** START OF ROWS **

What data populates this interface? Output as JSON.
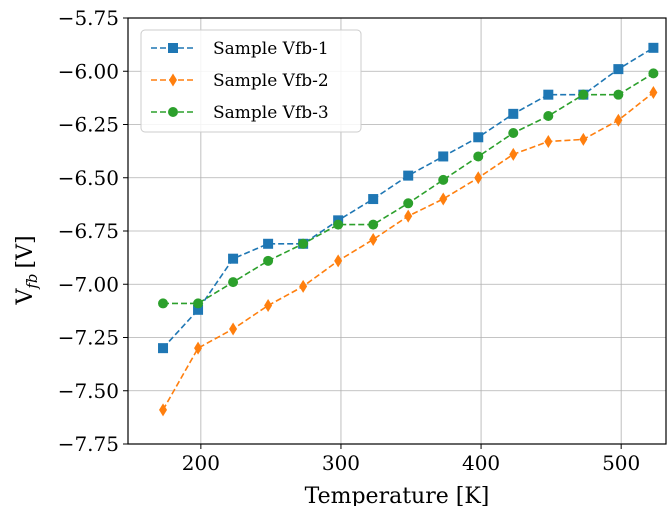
{
  "chart_data": {
    "type": "line",
    "xlabel": "Temperature [K]",
    "ylabel": "V",
    "ylabel_subscript": "fb",
    "ylabel_unit": "[V]",
    "xlim": [
      148,
      532
    ],
    "ylim": [
      -7.75,
      -5.75
    ],
    "x_ticks": [
      200,
      300,
      400,
      500
    ],
    "y_ticks": [
      -5.75,
      -6.0,
      -6.25,
      -6.5,
      -6.75,
      -7.0,
      -7.25,
      -7.5,
      -7.75
    ],
    "x_tick_labels": [
      "200",
      "300",
      "400",
      "500"
    ],
    "y_tick_labels": [
      "−5.75",
      "−6.00",
      "−6.25",
      "−6.50",
      "−6.75",
      "−7.00",
      "−7.25",
      "−7.50",
      "−7.75"
    ],
    "grid": true,
    "legend_position": "upper-left",
    "x": [
      173,
      198,
      223,
      248,
      273,
      298,
      323,
      348,
      373,
      398,
      423,
      448,
      473,
      498,
      523
    ],
    "series": [
      {
        "name": "Sample Vfb-1",
        "color": "#1f77b4",
        "marker": "square",
        "line_style": "dashed",
        "values": [
          -7.3,
          -7.12,
          -6.88,
          -6.81,
          -6.81,
          -6.7,
          -6.6,
          -6.49,
          -6.4,
          -6.31,
          -6.2,
          -6.11,
          -6.11,
          -5.99,
          -5.89
        ]
      },
      {
        "name": "Sample Vfb-2",
        "color": "#ff7f0e",
        "marker": "thin-diamond",
        "line_style": "dashed",
        "values": [
          -7.59,
          -7.3,
          -7.21,
          -7.1,
          -7.01,
          -6.89,
          -6.79,
          -6.68,
          -6.6,
          -6.5,
          -6.39,
          -6.33,
          -6.32,
          -6.23,
          -6.1
        ]
      },
      {
        "name": "Sample Vfb-3",
        "color": "#2ca02c",
        "marker": "circle",
        "line_style": "dashed",
        "values": [
          -7.09,
          -7.09,
          -6.99,
          -6.89,
          -6.81,
          -6.72,
          -6.72,
          -6.62,
          -6.51,
          -6.4,
          -6.29,
          -6.21,
          -6.11,
          -6.11,
          -6.01
        ]
      }
    ]
  }
}
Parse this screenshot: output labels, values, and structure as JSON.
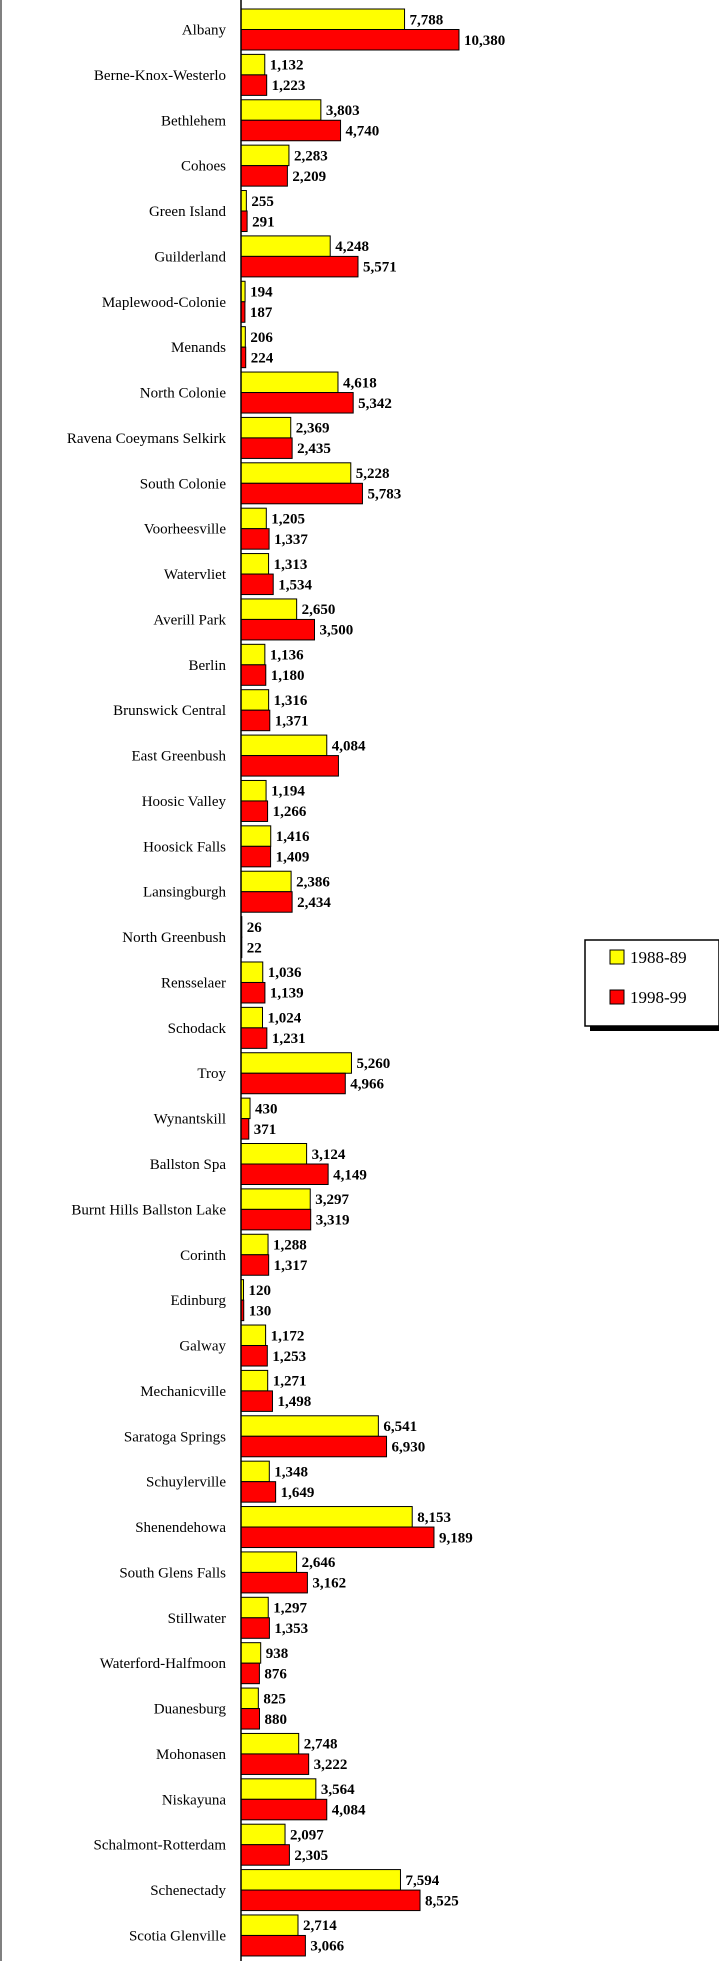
{
  "chart_data": {
    "type": "bar",
    "orientation": "horizontal",
    "title": "",
    "xlabel": "",
    "ylabel": "",
    "legend": {
      "placement": "right"
    },
    "categories": [
      "Albany",
      "Berne-Knox-Westerlo",
      "Bethlehem",
      "Cohoes",
      "Green Island",
      "Guilderland",
      "Maplewood-Colonie",
      "Menands",
      "North Colonie",
      "Ravena Coeymans Selkirk",
      "South Colonie",
      "Voorheesville",
      "Watervliet",
      "Averill Park",
      "Berlin",
      "Brunswick Central",
      "East Greenbush",
      "Hoosic Valley",
      "Hoosick Falls",
      "Lansingburgh",
      "North Greenbush",
      "Rensselaer",
      "Schodack",
      "Troy",
      "Wynantskill",
      "Ballston Spa",
      "Burnt Hills Ballston Lake",
      "Corinth",
      "Edinburg",
      "Galway",
      "Mechanicville",
      "Saratoga Springs",
      "Schuylerville",
      "Shenendehowa",
      "South Glens Falls",
      "Stillwater",
      "Waterford-Halfmoon",
      "Duanesburg",
      "Mohonasen",
      "Niskayuna",
      "Schalmont-Rotterdam",
      "Schenectady",
      "Scotia Glenville"
    ],
    "series": [
      {
        "name": "1988-89",
        "color": "#ffff00",
        "values": [
          7788,
          1132,
          3803,
          2283,
          255,
          4248,
          194,
          206,
          4618,
          2369,
          5228,
          1205,
          1313,
          2650,
          1136,
          1316,
          4084,
          1194,
          1416,
          2386,
          26,
          1036,
          1024,
          5260,
          430,
          3124,
          3297,
          1288,
          120,
          1172,
          1271,
          6541,
          1348,
          8153,
          2646,
          1297,
          938,
          825,
          2748,
          3564,
          2097,
          7594,
          2714
        ],
        "labels": [
          "7,788",
          "1,132",
          "3,803",
          "2,283",
          "255",
          "4,248",
          "194",
          "206",
          "4,618",
          "2,369",
          "5,228",
          "1,205",
          "1,313",
          "2,650",
          "1,136",
          "1,316",
          "4,084",
          "1,194",
          "1,416",
          "2,386",
          "26",
          "1,036",
          "1,024",
          "5,260",
          "430",
          "3,124",
          "3,297",
          "1,288",
          "120",
          "1,172",
          "1,271",
          "6,541",
          "1,348",
          "8,153",
          "2,646",
          "1,297",
          "938",
          "825",
          "2,748",
          "3,564",
          "2,097",
          "7,594",
          "2,714"
        ]
      },
      {
        "name": "1998-99",
        "color": "#ff0000",
        "values": [
          10380,
          1223,
          4740,
          2209,
          291,
          5571,
          187,
          224,
          5342,
          2435,
          5783,
          1337,
          1534,
          3500,
          1180,
          1371,
          4640,
          1266,
          1409,
          2434,
          22,
          1139,
          1231,
          4966,
          371,
          4149,
          3319,
          1317,
          130,
          1253,
          1498,
          6930,
          1649,
          9189,
          3162,
          1353,
          876,
          880,
          3222,
          4084,
          2305,
          8525,
          3066
        ],
        "labels": [
          "10,380",
          "1,223",
          "4,740",
          "2,209",
          "291",
          "5,571",
          "187",
          "224",
          "5,342",
          "2,435",
          "5,783",
          "1,337",
          "1,534",
          "3,500",
          "1,180",
          "1,371",
          "",
          "1,266",
          "1,409",
          "2,434",
          "22",
          "1,139",
          "1,231",
          "4,966",
          "371",
          "4,149",
          "3,319",
          "1,317",
          "130",
          "1,253",
          "1,498",
          "6,930",
          "1,649",
          "9,189",
          "3,162",
          "1,353",
          "876",
          "880",
          "3,222",
          "4,084",
          "2,305",
          "8,525",
          "3,066"
        ]
      }
    ]
  }
}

** END OF ROWS **

▶ **WORK TO DO**
Show every line from the listing above in which the string "color" appears.

▶ **SOLUTION TO THIS EXERCISE**
        "color": "#1f77b4",
        "color": "#ff7f0e",
        "color": "#2ca02c",
        "color": "#ffff00",
        "color": "#ff0000",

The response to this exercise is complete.